▸ What needs to be done
Search the data for the string "Price" and gather each line it is in.

▸ Exercise materials
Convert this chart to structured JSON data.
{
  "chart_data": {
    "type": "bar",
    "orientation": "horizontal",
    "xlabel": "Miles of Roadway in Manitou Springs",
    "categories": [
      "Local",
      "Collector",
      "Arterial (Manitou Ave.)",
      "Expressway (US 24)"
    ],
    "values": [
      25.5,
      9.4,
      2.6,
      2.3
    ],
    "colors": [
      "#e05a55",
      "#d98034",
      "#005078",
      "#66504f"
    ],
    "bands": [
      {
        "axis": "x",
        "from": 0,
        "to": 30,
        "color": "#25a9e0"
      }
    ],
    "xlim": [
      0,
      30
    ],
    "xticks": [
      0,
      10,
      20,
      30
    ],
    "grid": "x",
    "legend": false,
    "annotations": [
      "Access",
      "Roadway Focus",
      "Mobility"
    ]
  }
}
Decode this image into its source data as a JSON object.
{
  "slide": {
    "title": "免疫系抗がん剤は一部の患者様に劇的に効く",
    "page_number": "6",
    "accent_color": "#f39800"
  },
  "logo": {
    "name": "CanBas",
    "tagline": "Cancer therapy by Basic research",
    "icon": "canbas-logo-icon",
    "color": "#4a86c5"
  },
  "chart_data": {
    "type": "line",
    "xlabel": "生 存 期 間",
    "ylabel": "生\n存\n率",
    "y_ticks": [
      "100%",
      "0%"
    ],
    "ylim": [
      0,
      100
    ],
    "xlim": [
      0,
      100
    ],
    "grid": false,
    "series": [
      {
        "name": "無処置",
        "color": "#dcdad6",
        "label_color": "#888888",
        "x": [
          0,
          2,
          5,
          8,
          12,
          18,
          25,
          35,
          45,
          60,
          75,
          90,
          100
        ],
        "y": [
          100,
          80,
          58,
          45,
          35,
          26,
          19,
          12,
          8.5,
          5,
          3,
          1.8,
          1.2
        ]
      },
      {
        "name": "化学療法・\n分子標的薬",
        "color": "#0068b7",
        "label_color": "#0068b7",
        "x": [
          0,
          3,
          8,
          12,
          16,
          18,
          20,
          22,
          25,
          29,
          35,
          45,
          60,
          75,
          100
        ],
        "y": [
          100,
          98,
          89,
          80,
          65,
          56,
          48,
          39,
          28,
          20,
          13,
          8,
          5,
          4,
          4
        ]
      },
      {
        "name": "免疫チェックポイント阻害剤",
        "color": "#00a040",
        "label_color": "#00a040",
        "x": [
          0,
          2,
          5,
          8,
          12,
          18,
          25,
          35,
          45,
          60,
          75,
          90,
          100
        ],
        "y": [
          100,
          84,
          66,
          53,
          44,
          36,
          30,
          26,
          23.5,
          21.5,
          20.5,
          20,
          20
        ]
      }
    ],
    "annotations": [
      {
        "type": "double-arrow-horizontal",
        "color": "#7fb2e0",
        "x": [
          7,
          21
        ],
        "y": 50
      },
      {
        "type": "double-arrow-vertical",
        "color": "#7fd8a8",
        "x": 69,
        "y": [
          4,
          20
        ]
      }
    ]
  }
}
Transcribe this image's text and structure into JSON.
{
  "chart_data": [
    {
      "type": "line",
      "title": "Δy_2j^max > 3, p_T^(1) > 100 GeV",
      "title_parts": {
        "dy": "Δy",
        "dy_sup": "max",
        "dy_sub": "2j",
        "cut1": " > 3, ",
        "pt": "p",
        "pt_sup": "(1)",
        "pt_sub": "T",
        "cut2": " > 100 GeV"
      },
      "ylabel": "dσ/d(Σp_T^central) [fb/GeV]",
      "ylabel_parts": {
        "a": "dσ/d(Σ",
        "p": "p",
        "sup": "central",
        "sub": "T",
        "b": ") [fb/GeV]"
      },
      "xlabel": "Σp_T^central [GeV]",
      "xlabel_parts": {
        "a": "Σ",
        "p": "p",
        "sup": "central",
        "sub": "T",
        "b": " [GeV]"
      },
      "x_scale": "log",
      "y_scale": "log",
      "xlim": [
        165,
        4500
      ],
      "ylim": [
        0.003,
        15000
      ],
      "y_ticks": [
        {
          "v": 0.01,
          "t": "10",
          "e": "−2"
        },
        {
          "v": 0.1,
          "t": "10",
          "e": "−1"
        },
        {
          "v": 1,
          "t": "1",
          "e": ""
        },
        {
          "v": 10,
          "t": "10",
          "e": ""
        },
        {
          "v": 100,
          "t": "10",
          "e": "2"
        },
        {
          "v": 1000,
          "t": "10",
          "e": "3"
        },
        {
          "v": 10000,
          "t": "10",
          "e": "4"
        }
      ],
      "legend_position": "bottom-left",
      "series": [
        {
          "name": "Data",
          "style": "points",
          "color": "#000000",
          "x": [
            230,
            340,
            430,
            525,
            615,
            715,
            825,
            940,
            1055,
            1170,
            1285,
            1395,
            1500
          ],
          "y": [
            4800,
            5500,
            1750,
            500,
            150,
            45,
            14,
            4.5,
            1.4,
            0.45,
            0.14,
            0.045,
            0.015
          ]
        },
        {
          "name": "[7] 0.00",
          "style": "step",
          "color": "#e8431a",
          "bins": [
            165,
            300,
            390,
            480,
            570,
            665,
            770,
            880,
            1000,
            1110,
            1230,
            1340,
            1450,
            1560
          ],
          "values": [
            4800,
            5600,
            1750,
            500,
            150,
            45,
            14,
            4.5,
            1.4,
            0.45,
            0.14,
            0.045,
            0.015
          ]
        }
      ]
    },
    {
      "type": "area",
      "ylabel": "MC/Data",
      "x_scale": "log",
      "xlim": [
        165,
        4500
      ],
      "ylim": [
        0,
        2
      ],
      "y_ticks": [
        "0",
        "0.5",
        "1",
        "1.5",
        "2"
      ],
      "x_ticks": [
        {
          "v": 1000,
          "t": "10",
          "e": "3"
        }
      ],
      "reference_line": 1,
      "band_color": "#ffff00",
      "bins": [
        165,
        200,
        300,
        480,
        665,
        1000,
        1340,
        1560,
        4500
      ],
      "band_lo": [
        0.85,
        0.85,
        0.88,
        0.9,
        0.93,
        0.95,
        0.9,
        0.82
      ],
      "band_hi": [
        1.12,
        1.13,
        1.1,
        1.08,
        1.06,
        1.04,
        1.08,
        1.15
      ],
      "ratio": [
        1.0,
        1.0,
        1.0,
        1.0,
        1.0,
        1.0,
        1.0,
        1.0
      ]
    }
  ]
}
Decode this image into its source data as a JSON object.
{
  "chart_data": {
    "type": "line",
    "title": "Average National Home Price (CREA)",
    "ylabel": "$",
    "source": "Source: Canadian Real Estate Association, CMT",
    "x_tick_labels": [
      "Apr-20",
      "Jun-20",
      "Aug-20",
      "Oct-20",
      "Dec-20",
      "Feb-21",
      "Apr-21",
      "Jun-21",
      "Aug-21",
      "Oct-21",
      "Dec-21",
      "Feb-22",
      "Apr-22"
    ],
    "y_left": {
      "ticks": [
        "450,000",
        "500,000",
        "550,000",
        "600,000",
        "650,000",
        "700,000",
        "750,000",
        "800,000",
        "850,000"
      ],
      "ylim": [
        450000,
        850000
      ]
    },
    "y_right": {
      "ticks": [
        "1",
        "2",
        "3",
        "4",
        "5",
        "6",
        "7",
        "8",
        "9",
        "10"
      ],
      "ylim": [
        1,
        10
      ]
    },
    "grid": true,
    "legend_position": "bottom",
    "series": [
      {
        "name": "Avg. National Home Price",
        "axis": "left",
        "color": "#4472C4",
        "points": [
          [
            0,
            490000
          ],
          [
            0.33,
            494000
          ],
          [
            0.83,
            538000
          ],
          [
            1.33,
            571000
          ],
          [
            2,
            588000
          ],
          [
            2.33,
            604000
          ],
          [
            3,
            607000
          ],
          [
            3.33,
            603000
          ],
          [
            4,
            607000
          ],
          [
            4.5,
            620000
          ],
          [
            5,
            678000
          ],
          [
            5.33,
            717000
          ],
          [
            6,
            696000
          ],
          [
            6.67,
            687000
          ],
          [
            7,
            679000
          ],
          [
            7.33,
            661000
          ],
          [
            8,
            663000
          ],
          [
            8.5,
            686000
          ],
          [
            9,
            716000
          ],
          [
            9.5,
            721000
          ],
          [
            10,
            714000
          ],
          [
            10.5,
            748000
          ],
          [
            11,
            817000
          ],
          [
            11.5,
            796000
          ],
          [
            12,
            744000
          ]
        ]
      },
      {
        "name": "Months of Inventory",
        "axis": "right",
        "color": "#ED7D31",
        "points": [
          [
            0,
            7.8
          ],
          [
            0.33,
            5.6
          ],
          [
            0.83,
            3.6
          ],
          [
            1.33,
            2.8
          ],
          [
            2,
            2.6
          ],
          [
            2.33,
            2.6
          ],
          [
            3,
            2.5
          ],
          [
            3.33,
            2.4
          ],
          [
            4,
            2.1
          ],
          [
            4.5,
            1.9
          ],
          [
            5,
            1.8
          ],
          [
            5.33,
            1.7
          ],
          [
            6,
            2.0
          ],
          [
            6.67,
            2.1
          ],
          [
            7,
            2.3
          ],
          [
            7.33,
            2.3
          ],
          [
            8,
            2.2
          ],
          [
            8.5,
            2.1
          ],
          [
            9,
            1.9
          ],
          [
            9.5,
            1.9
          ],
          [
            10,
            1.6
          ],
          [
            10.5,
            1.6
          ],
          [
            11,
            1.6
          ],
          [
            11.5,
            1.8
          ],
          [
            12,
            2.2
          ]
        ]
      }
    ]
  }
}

▸ Full output
    "title": "Average National Home Price (CREA)",
        "name": "Avg. National Home Price",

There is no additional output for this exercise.